Short task
Copy the data exactly; pictures stay out of the copy.

Extracted data
● ● ● ●

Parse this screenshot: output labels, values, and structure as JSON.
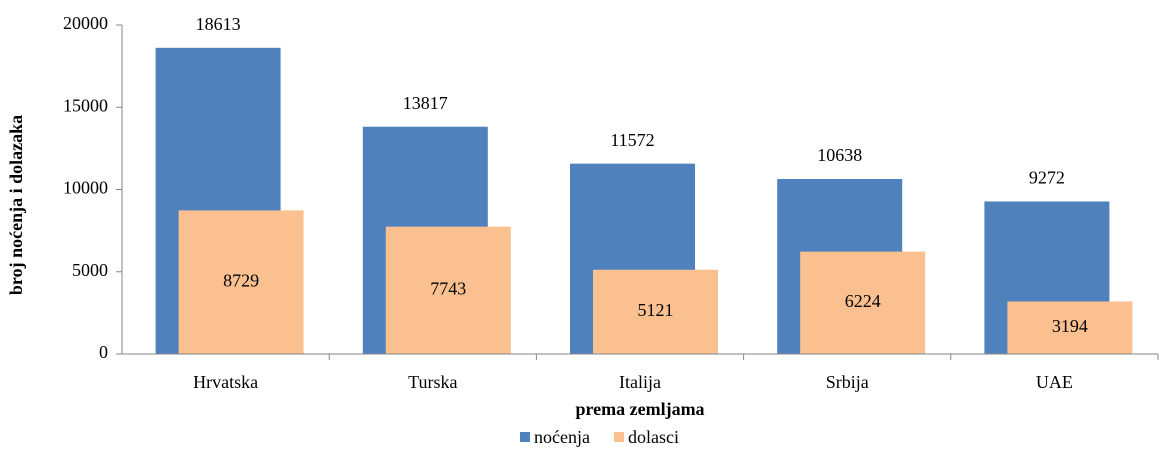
{
  "chart_data": {
    "type": "bar",
    "categories": [
      "Hrvatska",
      "Turska",
      "Italija",
      "Srbija",
      "UAE"
    ],
    "series": [
      {
        "name": "noćenja",
        "color": "#4f81bd",
        "values": [
          18613,
          13817,
          11572,
          10638,
          9272
        ]
      },
      {
        "name": "dolasci",
        "color": "#fac090",
        "values": [
          8729,
          7743,
          5121,
          6224,
          3194
        ]
      }
    ],
    "ylim": [
      0,
      20000
    ],
    "yticks": [
      0,
      5000,
      10000,
      15000,
      20000
    ],
    "y_label": "broj noćenja i dolazaka",
    "x_label": "prema zemljama",
    "legend": "bottom",
    "grid": false
  }
}
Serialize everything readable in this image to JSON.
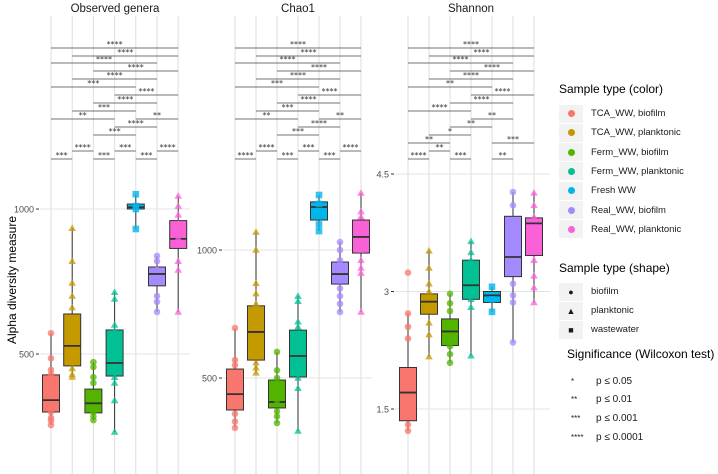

● ● ● ●

Task response
Parse this screenshot: output labels, values, and structure as JSON.
{
  "chart_data": {
    "type": "bar",
    "categories": [
      "Hrvatska",
      "Turska",
      "Italija",
      "Srbija",
      "UAE"
    ],
    "series": [
      {
        "name": "noćenja",
        "color": "#4f81bd",
        "values": [
          18613,
          13817,
          11572,
          10638,
          9272
        ]
      },
      {
        "name": "dolasci",
        "color": "#fac090",
        "values": [
          8729,
          7743,
          5121,
          6224,
          3194
        ]
      }
    ],
    "ylim": [
      0,
      20000
    ],
    "yticks": [
      0,
      5000,
      10000,
      15000,
      20000
    ],
    "y_label": "broj noćenja i dolazaka",
    "x_label": "prema zemljama",
    "legend": "bottom",
    "grid": false
  }
}
Serialize everything readable in this image to JSON.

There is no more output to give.